TASK TO COMPLETE =>
Count the lines in the listing below that contain the string "components". Give only the number.

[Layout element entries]
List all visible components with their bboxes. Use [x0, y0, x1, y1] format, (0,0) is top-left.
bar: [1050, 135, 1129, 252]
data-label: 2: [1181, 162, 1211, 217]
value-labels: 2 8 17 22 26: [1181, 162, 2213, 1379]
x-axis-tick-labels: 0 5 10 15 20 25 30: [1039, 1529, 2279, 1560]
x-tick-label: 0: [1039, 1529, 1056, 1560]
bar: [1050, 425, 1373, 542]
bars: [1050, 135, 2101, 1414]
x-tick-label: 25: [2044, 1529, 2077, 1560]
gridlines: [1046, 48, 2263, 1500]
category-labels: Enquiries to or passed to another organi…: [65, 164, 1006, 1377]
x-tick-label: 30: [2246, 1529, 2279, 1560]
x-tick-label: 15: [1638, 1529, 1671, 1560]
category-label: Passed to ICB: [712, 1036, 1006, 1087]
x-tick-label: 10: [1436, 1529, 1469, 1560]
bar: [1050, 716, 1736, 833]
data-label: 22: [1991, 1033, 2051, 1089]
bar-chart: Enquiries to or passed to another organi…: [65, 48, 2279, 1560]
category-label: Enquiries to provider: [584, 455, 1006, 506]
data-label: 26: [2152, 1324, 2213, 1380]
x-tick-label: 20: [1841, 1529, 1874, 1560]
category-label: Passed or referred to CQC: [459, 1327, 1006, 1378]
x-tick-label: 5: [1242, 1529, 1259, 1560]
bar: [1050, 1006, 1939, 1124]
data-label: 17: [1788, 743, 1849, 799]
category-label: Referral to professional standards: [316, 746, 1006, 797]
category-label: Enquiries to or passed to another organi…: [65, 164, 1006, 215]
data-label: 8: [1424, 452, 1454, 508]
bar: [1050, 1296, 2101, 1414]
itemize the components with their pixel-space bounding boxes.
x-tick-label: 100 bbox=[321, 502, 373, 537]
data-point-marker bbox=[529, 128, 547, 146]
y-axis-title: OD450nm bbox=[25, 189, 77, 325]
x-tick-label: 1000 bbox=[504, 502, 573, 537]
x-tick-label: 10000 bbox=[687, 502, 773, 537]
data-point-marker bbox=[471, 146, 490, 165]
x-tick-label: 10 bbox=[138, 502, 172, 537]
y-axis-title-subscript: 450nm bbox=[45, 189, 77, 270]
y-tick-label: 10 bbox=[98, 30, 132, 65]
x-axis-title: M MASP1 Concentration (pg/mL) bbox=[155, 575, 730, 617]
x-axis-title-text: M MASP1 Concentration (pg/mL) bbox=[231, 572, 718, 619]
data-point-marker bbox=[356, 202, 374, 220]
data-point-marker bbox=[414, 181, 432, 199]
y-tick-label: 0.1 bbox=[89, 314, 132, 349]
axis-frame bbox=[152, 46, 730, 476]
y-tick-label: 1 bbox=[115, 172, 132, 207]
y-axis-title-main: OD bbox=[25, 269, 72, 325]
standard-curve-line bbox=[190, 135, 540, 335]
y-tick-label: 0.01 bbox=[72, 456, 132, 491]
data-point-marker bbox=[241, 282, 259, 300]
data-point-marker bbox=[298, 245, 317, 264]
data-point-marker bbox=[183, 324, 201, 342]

FINISHED TASK =>
2